● Written exercise: Extract every line of the material below and reproduce it faithfully.

■ ■ ■ ■ ■ ■ ■

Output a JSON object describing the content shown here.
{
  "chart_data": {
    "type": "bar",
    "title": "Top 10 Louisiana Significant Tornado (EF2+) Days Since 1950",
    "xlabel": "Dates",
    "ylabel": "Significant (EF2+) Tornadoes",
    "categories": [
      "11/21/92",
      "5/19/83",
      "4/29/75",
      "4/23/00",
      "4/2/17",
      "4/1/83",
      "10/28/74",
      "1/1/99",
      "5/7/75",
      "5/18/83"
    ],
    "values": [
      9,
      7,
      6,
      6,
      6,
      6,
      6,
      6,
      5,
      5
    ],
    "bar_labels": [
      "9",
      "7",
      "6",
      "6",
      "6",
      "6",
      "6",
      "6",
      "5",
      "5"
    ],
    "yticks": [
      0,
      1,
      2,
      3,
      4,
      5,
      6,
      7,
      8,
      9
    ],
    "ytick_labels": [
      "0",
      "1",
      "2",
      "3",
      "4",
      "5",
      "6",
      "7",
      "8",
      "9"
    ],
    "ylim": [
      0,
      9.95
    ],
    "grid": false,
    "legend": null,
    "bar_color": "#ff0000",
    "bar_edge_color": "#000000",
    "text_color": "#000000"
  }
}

■ ■ ■ ■ ■ ■ ■

● Reply to the exercise:
Output a JSON object describing the content shown here.
{
  "chart_data": {
    "type": "bar",
    "title": "Top 10 Louisiana Significant Tornado (EF2+) Days Since 1950",
    "xlabel": "Dates",
    "ylabel": "Significant (EF2+) Tornadoes",
    "categories": [
      "11/21/92",
      "5/19/83",
      "4/29/75",
      "4/23/00",
      "4/2/17",
      "4/1/83",
      "10/28/74",
      "1/1/99",
      "5/7/75",
      "5/18/83"
    ],
    "values": [
      9,
      7,
      6,
      6,
      6,
      6,
      6,
      6,
      5,
      5
    ],
    "bar_labels": [
      "9",
      "7",
      "6",
      "6",
      "6",
      "6",
      "6",
      "6",
      "5",
      "5"
    ],
    "yticks": [
      0,
      1,
      2,
      3,
      4,
      5,
      6,
      7,
      8,
      9
    ],
    "ytick_labels": [
      "0",
      "1",
      "2",
      "3",
      "4",
      "5",
      "6",
      "7",
      "8",
      "9"
    ],
    "ylim": [
      0,
      9.95
    ],
    "grid": false,
    "legend": null,
    "bar_color": "#ff0000",
    "bar_edge_color": "#000000",
    "text_color": "#000000"
  }
}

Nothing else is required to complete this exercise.